• What this task involves: Wherever the string "提高国家经济治理能力" occurs in a line of these records, report that line.
## BEGIN Supplied entries
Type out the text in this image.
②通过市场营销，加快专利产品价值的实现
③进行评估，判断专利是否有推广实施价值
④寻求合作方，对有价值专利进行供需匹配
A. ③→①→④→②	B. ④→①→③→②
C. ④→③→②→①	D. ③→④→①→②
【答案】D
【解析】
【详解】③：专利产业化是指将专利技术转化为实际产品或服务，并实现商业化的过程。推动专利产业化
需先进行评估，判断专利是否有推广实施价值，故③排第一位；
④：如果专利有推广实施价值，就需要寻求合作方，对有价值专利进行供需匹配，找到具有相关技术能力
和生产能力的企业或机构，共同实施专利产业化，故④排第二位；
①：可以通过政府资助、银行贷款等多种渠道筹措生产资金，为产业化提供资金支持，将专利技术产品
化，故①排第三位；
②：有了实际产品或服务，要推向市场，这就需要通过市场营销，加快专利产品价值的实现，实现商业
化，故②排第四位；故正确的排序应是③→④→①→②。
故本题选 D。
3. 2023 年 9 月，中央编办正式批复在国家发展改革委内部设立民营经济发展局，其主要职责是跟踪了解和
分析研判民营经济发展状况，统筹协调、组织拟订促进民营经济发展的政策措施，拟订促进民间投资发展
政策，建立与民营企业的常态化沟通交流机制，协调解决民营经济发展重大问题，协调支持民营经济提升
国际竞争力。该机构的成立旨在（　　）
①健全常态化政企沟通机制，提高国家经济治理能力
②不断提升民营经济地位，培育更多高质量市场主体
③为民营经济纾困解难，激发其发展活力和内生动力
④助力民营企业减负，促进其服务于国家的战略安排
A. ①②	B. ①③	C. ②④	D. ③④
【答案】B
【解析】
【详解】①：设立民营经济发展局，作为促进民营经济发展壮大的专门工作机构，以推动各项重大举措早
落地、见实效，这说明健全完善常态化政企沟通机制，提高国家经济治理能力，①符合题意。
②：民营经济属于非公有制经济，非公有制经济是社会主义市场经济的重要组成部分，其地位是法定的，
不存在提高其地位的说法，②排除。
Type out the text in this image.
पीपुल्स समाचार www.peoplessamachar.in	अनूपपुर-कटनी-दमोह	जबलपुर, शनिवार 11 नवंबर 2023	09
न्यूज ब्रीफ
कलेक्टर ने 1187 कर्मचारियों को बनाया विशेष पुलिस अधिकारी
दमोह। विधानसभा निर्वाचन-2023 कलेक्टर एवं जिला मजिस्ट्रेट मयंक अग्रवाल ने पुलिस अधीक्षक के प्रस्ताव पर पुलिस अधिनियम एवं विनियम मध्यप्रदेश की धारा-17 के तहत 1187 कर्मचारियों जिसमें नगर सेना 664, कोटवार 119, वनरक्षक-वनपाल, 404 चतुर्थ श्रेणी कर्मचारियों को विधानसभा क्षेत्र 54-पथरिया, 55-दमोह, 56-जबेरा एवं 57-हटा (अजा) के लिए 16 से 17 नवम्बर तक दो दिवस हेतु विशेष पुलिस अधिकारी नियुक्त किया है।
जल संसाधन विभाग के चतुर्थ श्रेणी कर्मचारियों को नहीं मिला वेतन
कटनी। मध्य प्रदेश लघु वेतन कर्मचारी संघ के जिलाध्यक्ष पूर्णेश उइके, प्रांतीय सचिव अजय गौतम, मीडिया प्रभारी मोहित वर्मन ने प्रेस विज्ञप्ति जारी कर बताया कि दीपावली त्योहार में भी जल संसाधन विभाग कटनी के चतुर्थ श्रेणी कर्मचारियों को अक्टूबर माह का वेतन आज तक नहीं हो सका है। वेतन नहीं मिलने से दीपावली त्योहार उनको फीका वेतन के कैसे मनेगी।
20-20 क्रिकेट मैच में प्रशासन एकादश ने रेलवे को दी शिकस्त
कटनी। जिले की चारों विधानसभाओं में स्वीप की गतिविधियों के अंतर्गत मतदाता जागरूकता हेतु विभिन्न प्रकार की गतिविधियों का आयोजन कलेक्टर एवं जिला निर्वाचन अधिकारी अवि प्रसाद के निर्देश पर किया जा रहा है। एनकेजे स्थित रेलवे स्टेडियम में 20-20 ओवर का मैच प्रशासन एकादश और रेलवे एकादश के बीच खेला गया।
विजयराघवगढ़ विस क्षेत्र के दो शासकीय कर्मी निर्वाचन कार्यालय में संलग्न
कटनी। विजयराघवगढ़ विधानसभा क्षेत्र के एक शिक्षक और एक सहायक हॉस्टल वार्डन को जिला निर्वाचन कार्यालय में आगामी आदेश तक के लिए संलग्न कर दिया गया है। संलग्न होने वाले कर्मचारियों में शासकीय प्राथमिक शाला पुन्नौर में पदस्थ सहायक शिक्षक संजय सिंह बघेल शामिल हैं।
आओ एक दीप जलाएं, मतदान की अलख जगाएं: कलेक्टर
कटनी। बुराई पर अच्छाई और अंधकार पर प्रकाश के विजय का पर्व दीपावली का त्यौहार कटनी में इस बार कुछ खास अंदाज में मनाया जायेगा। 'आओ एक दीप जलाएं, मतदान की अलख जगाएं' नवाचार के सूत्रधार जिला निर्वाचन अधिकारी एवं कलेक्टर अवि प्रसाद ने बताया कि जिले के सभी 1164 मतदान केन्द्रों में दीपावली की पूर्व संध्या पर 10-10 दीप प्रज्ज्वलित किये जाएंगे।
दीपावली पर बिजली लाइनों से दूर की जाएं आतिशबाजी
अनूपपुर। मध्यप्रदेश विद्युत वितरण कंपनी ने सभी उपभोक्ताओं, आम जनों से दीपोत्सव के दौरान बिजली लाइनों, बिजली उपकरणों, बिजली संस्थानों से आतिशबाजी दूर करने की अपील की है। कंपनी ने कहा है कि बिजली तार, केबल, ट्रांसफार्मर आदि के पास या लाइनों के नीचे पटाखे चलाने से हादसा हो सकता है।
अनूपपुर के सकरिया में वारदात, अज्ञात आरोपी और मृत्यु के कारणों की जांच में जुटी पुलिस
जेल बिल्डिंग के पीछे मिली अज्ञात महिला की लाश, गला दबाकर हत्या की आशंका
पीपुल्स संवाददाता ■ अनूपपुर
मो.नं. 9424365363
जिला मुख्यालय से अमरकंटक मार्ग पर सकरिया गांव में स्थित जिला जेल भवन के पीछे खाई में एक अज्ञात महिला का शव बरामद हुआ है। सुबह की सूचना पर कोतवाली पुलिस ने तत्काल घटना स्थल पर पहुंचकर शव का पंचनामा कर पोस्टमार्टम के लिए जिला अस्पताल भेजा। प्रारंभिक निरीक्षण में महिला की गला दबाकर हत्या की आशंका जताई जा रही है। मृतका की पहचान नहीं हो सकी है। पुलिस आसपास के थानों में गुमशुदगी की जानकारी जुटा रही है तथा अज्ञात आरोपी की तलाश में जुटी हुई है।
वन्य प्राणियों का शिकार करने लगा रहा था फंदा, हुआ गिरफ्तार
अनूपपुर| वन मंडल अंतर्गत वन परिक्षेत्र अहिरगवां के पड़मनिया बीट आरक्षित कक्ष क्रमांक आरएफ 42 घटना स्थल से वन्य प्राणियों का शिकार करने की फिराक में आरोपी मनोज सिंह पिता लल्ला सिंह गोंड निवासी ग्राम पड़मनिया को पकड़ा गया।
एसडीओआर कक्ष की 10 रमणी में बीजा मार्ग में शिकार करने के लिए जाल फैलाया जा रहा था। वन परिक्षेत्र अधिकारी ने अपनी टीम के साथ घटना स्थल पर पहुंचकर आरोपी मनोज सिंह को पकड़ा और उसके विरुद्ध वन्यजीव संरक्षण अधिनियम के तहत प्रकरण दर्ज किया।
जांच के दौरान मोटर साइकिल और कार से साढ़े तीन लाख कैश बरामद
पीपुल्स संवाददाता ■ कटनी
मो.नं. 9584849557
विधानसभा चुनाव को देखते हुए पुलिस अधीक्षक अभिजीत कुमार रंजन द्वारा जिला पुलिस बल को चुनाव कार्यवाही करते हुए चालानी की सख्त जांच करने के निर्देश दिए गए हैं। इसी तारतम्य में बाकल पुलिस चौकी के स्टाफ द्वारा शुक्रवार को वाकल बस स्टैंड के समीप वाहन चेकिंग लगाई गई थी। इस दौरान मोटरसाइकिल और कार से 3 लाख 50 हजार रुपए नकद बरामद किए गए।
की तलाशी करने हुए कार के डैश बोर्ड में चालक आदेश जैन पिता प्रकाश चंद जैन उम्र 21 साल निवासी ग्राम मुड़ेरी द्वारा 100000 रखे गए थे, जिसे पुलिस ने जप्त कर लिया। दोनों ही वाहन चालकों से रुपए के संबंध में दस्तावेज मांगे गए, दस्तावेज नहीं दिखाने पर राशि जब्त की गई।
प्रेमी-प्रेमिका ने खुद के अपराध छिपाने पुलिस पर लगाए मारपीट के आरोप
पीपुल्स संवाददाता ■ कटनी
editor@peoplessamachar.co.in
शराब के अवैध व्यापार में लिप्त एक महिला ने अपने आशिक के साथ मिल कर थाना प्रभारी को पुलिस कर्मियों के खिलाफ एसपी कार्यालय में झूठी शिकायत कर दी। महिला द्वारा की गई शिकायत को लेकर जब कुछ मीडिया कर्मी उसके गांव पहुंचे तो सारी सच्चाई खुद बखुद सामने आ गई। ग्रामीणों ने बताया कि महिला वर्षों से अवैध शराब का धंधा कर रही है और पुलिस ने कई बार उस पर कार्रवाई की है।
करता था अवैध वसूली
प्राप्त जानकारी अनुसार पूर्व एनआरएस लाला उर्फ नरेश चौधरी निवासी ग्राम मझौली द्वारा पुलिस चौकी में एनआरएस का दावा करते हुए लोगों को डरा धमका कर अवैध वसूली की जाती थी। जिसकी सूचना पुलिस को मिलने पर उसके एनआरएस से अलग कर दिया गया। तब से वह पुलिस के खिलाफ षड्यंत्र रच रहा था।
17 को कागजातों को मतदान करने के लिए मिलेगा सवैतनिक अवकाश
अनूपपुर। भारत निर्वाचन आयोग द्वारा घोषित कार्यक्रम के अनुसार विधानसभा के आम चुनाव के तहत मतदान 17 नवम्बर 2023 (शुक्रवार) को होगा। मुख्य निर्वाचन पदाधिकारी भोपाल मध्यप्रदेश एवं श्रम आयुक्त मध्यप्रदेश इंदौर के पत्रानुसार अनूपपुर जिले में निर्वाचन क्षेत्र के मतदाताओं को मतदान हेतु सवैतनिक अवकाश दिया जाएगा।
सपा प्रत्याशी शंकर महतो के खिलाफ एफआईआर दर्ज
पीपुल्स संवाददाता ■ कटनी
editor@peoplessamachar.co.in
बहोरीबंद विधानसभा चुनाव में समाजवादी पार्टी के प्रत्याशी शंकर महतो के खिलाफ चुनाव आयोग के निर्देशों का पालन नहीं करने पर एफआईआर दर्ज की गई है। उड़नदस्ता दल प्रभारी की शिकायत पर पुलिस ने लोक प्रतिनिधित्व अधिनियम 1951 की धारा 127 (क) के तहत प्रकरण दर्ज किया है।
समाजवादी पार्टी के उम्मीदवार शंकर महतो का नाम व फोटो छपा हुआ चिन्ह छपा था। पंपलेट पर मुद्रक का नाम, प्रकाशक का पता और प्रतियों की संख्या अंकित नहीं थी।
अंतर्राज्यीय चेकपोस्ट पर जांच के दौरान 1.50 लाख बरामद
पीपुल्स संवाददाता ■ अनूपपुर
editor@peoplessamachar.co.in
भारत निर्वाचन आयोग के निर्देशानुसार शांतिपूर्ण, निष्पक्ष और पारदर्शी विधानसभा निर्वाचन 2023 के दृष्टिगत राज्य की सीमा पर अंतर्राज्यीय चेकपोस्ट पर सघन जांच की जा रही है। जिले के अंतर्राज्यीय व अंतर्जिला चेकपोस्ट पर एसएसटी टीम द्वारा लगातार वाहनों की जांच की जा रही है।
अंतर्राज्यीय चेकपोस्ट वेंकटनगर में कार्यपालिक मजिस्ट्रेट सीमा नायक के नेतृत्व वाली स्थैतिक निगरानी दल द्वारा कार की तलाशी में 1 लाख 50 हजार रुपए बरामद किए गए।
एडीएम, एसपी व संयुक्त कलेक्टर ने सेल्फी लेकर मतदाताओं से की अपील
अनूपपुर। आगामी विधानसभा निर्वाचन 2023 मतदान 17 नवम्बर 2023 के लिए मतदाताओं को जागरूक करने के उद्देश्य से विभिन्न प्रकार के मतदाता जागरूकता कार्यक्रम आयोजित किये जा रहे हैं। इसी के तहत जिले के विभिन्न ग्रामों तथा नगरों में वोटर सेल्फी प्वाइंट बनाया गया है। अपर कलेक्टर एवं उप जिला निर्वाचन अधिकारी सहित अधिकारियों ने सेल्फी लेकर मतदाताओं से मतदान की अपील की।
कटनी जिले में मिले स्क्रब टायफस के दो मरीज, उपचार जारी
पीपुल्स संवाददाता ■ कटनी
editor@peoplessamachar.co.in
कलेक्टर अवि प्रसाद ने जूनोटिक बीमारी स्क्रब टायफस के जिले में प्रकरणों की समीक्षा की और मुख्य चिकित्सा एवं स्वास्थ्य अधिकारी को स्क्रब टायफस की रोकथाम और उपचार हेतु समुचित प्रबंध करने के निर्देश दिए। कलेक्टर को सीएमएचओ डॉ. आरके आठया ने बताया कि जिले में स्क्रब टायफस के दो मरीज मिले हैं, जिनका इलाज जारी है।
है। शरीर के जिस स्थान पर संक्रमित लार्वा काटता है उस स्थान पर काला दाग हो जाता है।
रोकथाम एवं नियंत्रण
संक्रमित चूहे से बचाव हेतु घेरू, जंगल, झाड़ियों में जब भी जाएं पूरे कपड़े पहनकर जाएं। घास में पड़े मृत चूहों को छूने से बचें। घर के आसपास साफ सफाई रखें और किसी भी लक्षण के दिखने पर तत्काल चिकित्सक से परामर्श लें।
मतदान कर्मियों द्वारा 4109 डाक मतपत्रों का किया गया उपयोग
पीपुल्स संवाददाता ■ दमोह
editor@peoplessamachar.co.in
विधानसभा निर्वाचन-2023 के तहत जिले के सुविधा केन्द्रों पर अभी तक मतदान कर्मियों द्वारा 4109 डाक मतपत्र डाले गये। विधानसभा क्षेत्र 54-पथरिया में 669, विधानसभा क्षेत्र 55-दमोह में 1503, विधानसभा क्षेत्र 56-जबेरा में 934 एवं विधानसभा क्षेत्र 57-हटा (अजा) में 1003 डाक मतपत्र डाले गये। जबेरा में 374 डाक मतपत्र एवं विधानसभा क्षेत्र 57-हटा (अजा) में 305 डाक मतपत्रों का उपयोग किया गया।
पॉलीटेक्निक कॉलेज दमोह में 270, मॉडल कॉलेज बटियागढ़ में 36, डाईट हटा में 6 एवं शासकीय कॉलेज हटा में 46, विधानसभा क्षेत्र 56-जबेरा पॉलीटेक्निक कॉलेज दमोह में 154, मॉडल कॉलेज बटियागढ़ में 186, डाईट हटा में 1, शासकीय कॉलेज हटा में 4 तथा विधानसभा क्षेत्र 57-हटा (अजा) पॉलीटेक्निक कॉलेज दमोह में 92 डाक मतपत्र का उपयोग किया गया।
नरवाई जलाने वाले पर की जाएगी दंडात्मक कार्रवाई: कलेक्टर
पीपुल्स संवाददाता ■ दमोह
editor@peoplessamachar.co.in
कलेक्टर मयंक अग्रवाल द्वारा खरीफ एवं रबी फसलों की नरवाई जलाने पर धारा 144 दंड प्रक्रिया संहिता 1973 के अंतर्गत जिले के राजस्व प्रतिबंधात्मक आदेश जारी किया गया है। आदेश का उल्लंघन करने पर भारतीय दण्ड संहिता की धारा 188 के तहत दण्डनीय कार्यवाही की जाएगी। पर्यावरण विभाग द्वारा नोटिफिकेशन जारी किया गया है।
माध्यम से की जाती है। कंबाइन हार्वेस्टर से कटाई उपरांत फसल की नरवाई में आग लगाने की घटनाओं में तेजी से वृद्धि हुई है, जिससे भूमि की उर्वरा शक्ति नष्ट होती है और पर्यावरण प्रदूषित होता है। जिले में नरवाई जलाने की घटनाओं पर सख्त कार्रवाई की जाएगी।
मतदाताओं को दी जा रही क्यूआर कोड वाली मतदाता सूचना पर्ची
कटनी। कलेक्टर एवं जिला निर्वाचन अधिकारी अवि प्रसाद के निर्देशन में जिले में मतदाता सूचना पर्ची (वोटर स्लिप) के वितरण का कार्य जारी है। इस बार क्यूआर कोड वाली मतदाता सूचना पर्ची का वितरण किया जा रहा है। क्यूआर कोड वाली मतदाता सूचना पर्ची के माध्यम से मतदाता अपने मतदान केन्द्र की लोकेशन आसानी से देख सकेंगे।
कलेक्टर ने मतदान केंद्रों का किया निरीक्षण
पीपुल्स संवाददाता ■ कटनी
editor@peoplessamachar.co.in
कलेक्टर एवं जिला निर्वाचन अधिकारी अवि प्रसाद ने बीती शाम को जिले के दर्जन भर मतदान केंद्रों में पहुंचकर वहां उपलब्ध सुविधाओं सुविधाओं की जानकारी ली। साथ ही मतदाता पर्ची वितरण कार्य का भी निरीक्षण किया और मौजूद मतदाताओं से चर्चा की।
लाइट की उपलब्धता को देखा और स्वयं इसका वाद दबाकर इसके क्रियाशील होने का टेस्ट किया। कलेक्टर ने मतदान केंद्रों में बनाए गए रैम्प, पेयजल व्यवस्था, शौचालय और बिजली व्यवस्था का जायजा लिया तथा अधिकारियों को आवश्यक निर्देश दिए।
## END Supplied entries
• Output for this task:
①健全常态化政企沟通机制，提高国家经济治理能力
落地、见实效，这说明健全完善常态化政企沟通机制，提高国家经济治理能力，①符合题意。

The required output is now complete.